(Figure contents as structured data)

═══

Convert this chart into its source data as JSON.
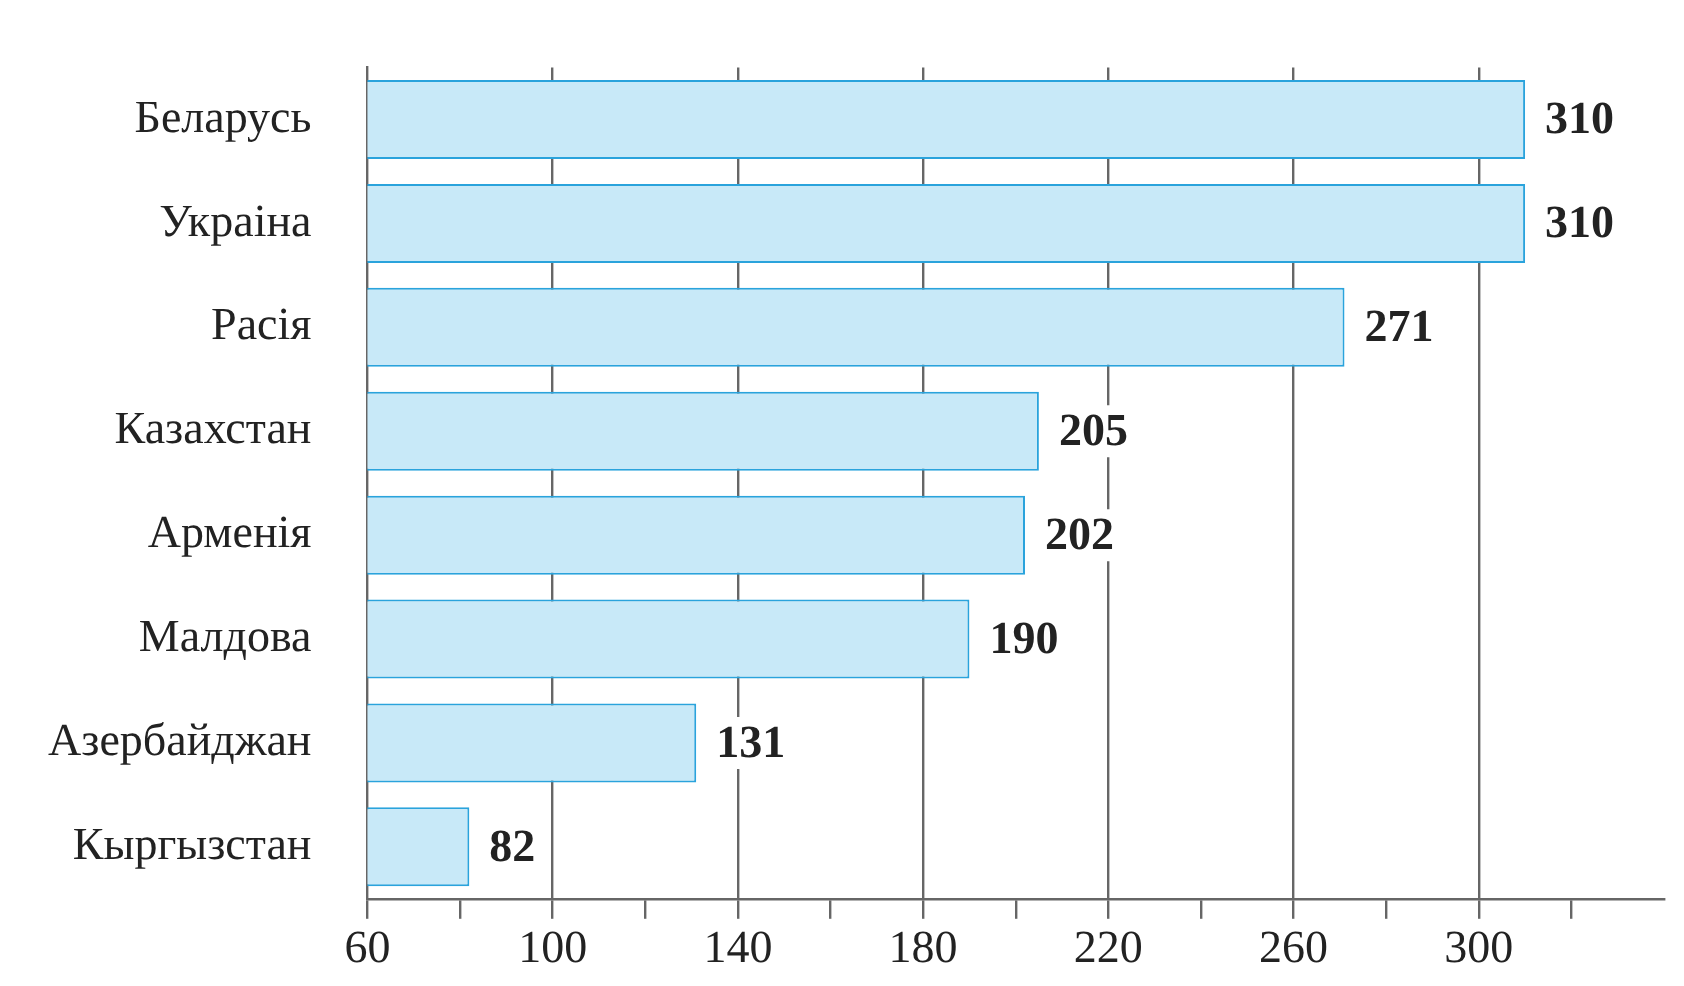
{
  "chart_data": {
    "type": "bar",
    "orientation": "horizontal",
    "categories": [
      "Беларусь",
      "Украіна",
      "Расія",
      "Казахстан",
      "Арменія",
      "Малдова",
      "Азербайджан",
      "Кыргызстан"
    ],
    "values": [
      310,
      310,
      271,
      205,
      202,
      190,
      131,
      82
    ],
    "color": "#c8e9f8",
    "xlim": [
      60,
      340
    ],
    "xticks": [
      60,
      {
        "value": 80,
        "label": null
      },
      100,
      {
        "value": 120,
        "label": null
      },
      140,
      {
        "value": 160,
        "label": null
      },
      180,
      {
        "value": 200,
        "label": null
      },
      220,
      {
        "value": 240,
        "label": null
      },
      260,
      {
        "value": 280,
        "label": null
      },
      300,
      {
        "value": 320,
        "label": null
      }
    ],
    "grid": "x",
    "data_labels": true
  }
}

═══

* [Instruction]: Write out the entries again, exactly as given, skipping any images.

* [Task answer]:
Convert this chart into its source data as JSON.
{
  "chart_data": {
    "type": "bar",
    "orientation": "horizontal",
    "categories": [
      "Беларусь",
      "Украіна",
      "Расія",
      "Казахстан",
      "Арменія",
      "Малдова",
      "Азербайджан",
      "Кыргызстан"
    ],
    "values": [
      310,
      310,
      271,
      205,
      202,
      190,
      131,
      82
    ],
    "color": "#c8e9f8",
    "xlim": [
      60,
      340
    ],
    "xticks": [
      60,
      {
        "value": 80,
        "label": null
      },
      100,
      {
        "value": 120,
        "label": null
      },
      140,
      {
        "value": 160,
        "label": null
      },
      180,
      {
        "value": 200,
        "label": null
      },
      220,
      {
        "value": 240,
        "label": null
      },
      260,
      {
        "value": 280,
        "label": null
      },
      300,
      {
        "value": 320,
        "label": null
      }
    ],
    "grid": "x",
    "data_labels": true
  }
}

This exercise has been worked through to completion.